─── ENTRIES ───

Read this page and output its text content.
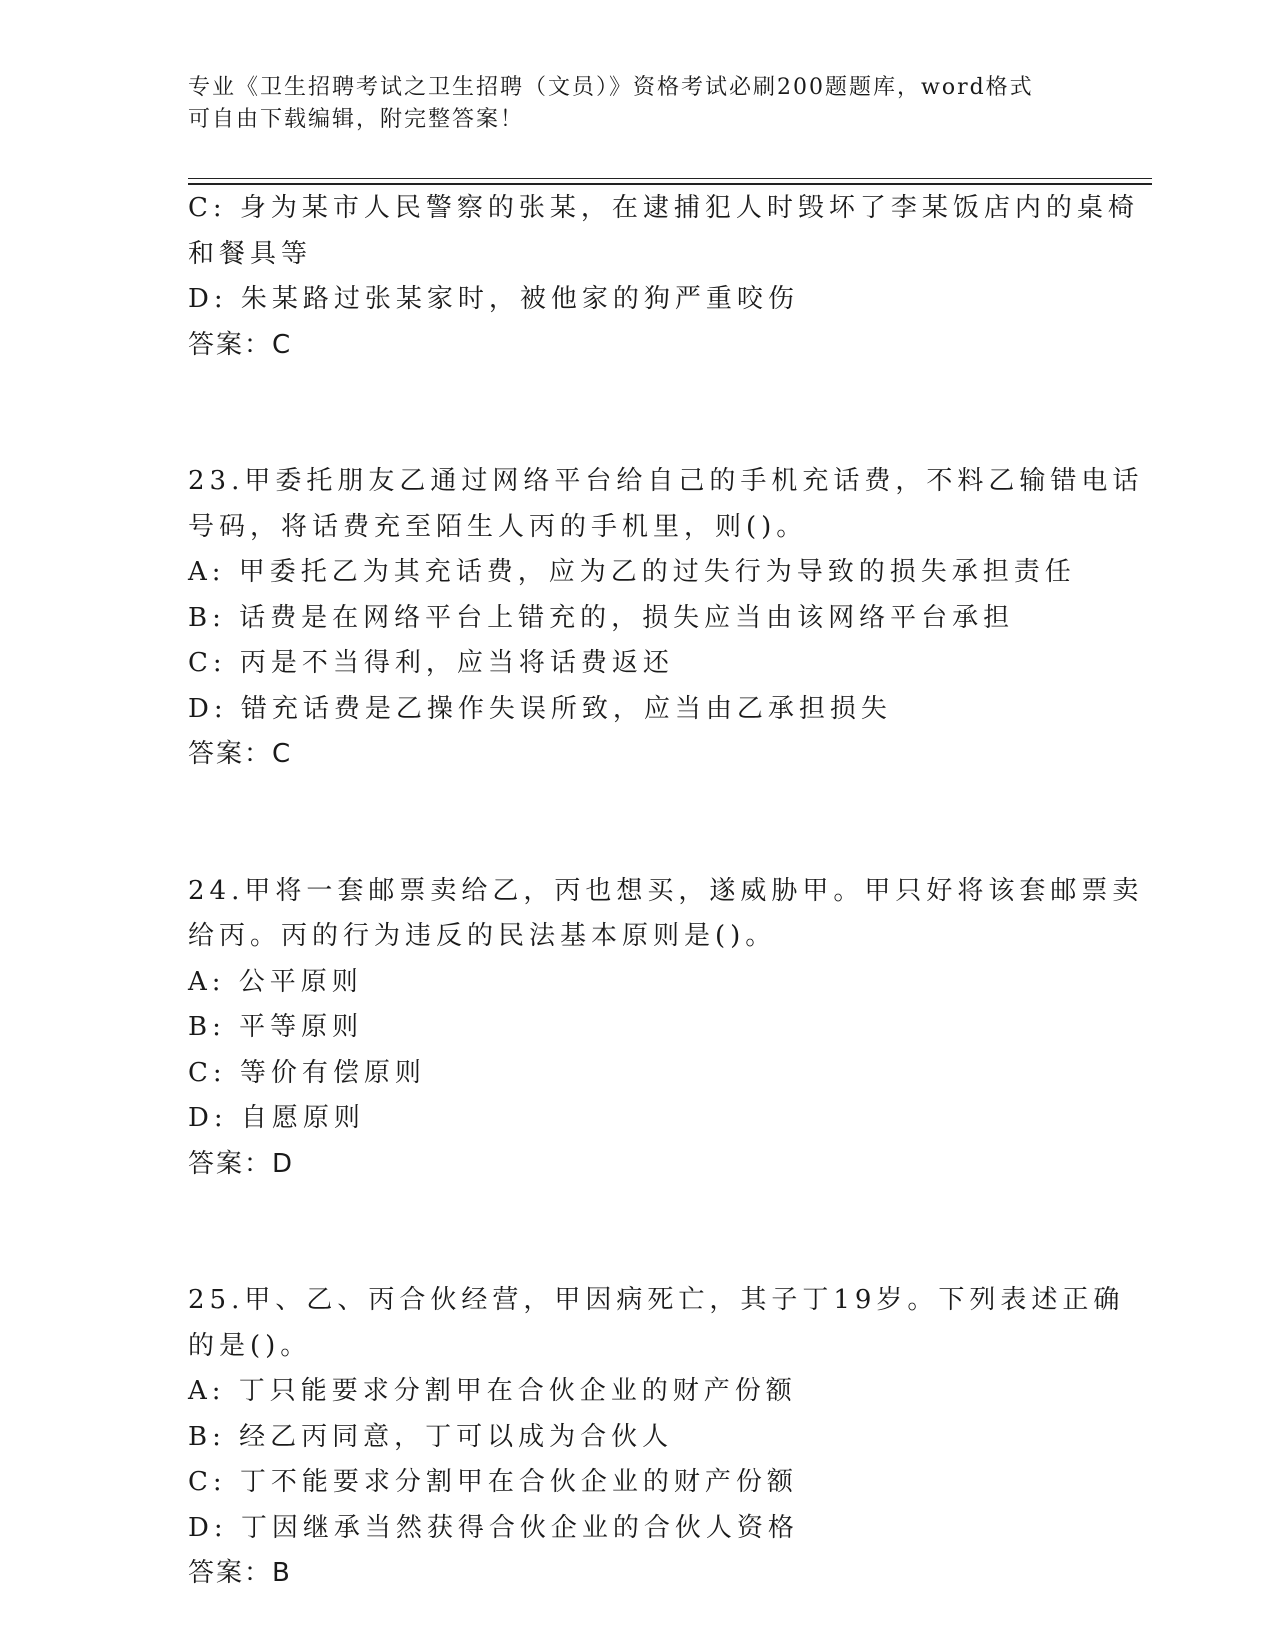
专业《卫生招聘考试之卫生招聘（文员）》资格考试必刷200题题库，word格式
可自由下载编辑，附完整答案！
C: 身为某市人民警察的张某，在逮捕犯人时毁坏了李某饭店内的桌椅
和餐具等
D: 朱某路过张某家时，被他家的狗严重咬伤
答案：C
23.甲委托朋友乙通过网络平台给自己的手机充话费，不料乙输错电话
号码，将话费充至陌生人丙的手机里，则()。
A: 甲委托乙为其充话费，应为乙的过失行为导致的损失承担责任
B: 话费是在网络平台上错充的，损失应当由该网络平台承担
C: 丙是不当得利，应当将话费返还
D: 错充话费是乙操作失误所致，应当由乙承担损失
答案：C
24.甲将一套邮票卖给乙，丙也想买，遂威胁甲。甲只好将该套邮票卖
给丙。丙的行为违反的民法基本原则是()。
A: 公平原则
B: 平等原则
C: 等价有偿原则
D: 自愿原则
答案：D
25.甲、乙、丙合伙经营，甲因病死亡，其子丁19岁。下列表述正确
的是()。
A: 丁只能要求分割甲在合伙企业的财产份额
B: 经乙丙同意，丁可以成为合伙人
C: 丁不能要求分割甲在合伙企业的财产份额
D: 丁因继承当然获得合伙企业的合伙人资格
答案：B
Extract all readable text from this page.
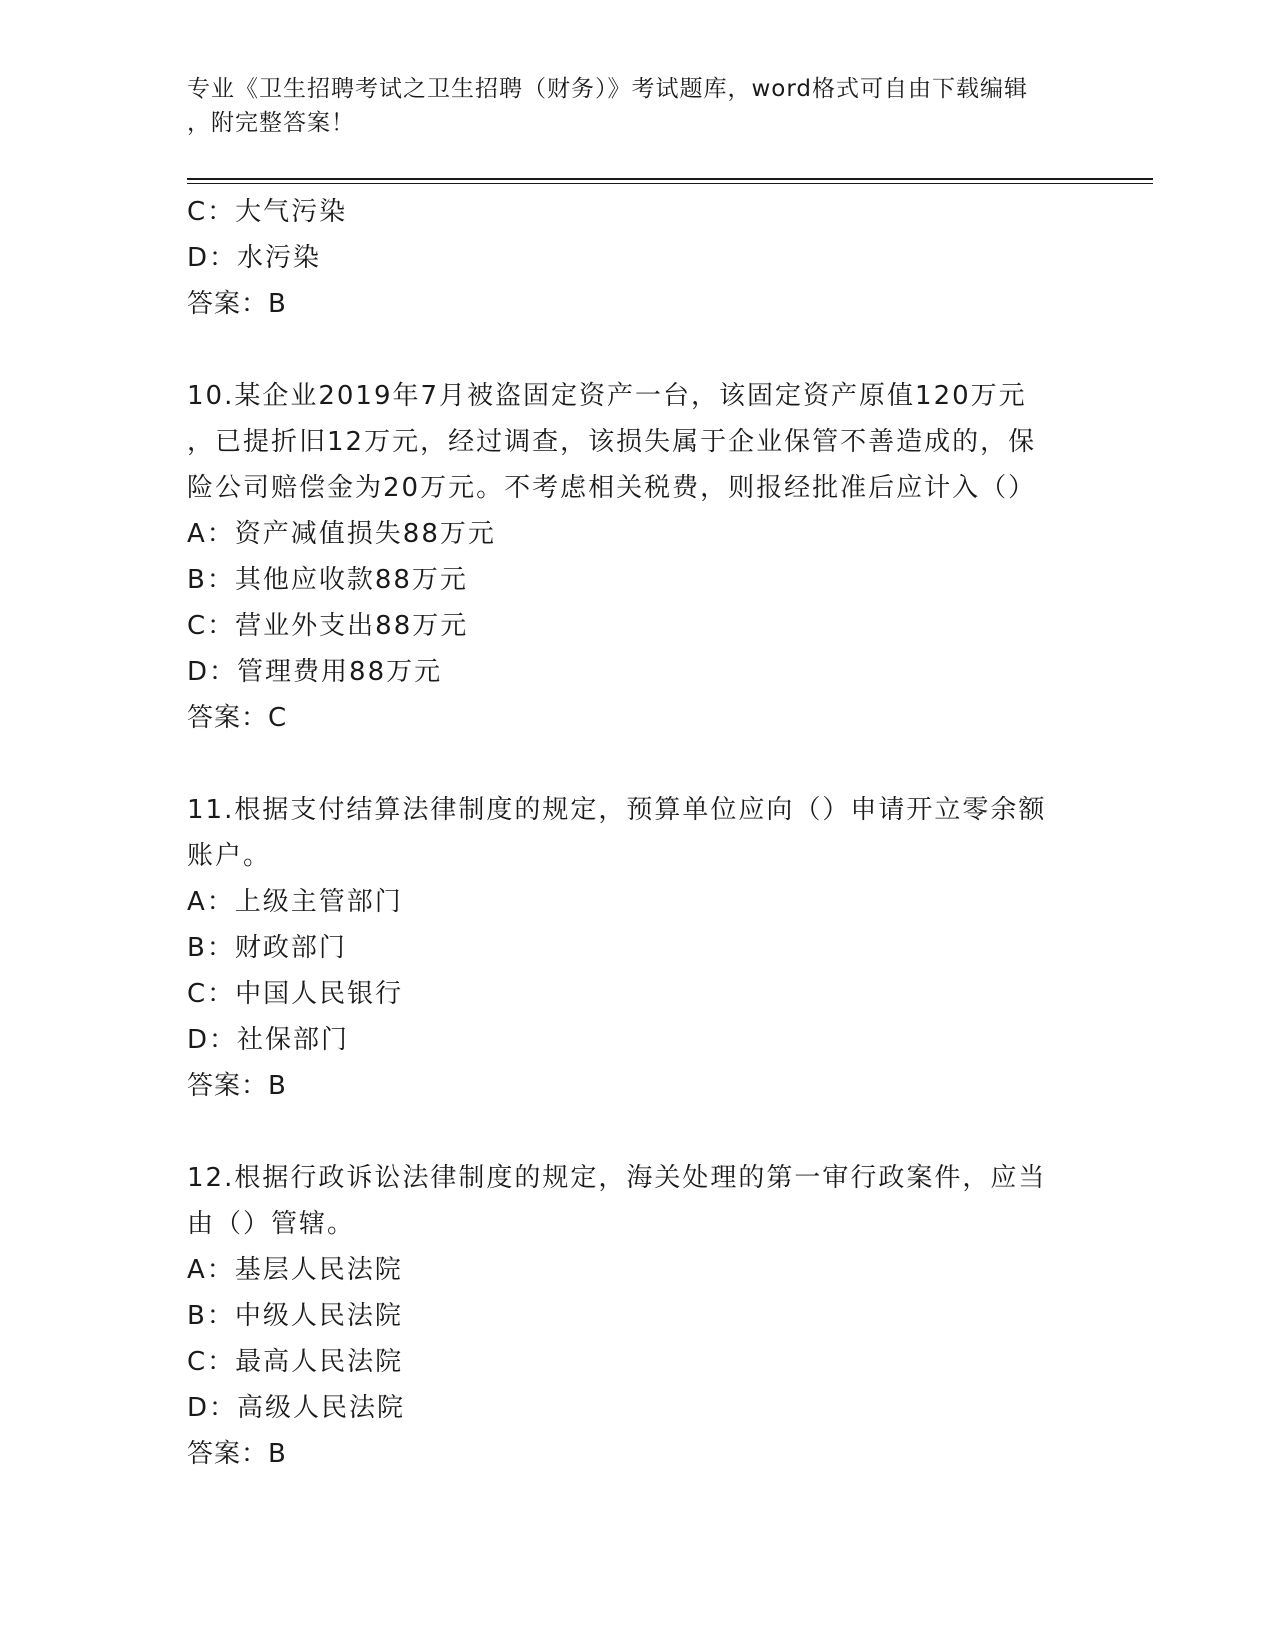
专业《卫生招聘考试之卫生招聘（财务）》考试题库，word格式可自由下载编辑
，附完整答案！
C：大气污染
D：水污染
答案：B
10.某企业2019年7月被盗固定资产一台，该固定资产原值120万元
，已提折旧12万元，经过调查，该损失属于企业保管不善造成的，保
险公司赔偿金为20万元。不考虑相关税费，则报经批准后应计入（）
A：资产减值损失88万元
B：其他应收款88万元
C：营业外支出88万元
D：管理费用88万元
答案：C
11.根据支付结算法律制度的规定，预算单位应向（）申请开立零余额
账户。
A：上级主管部门
B：财政部门
C：中国人民银行
D：社保部门
答案：B
12.根据行政诉讼法律制度的规定，海关处理的第一审行政案件，应当
由（）管辖。
A：基层人民法院
B：中级人民法院
C：最高人民法院
D：高级人民法院
答案：B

───

* REQUIRED TASK *
Can the entries above be repeated exactly, without their pictures?

* FULL SOLUTION *
Read this page and output its text content.
专业《卫生招聘考试之卫生招聘（文员）》资格考试必刷200题题库，word格式
可自由下载编辑，附完整答案！
C: 身为某市人民警察的张某，在逮捕犯人时毁坏了李某饭店内的桌椅
和餐具等
D: 朱某路过张某家时，被他家的狗严重咬伤
答案：C
23.甲委托朋友乙通过网络平台给自己的手机充话费，不料乙输错电话
号码，将话费充至陌生人丙的手机里，则()。
A: 甲委托乙为其充话费，应为乙的过失行为导致的损失承担责任
B: 话费是在网络平台上错充的，损失应当由该网络平台承担
C: 丙是不当得利，应当将话费返还
D: 错充话费是乙操作失误所致，应当由乙承担损失
答案：C
24.甲将一套邮票卖给乙，丙也想买，遂威胁甲。甲只好将该套邮票卖
给丙。丙的行为违反的民法基本原则是()。
A: 公平原则
B: 平等原则
C: 等价有偿原则
D: 自愿原则
答案：D
25.甲、乙、丙合伙经营，甲因病死亡，其子丁19岁。下列表述正确
的是()。
A: 丁只能要求分割甲在合伙企业的财产份额
B: 经乙丙同意，丁可以成为合伙人
C: 丁不能要求分割甲在合伙企业的财产份额
D: 丁因继承当然获得合伙企业的合伙人资格
答案：B
Extract all readable text from this page.
专业《卫生招聘考试之卫生招聘（财务）》考试题库，word格式可自由下载编辑
，附完整答案！
C：大气污染
D：水污染
答案：B
10.某企业2019年7月被盗固定资产一台，该固定资产原值120万元
，已提折旧12万元，经过调查，该损失属于企业保管不善造成的，保
险公司赔偿金为20万元。不考虑相关税费，则报经批准后应计入（）
A：资产减值损失88万元
B：其他应收款88万元
C：营业外支出88万元
D：管理费用88万元
答案：C
11.根据支付结算法律制度的规定，预算单位应向（）申请开立零余额
账户。
A：上级主管部门
B：财政部门
C：中国人民银行
D：社保部门
答案：B
12.根据行政诉讼法律制度的规定，海关处理的第一审行政案件，应当
由（）管辖。
A：基层人民法院
B：中级人民法院
C：最高人民法院
D：高级人民法院
答案：B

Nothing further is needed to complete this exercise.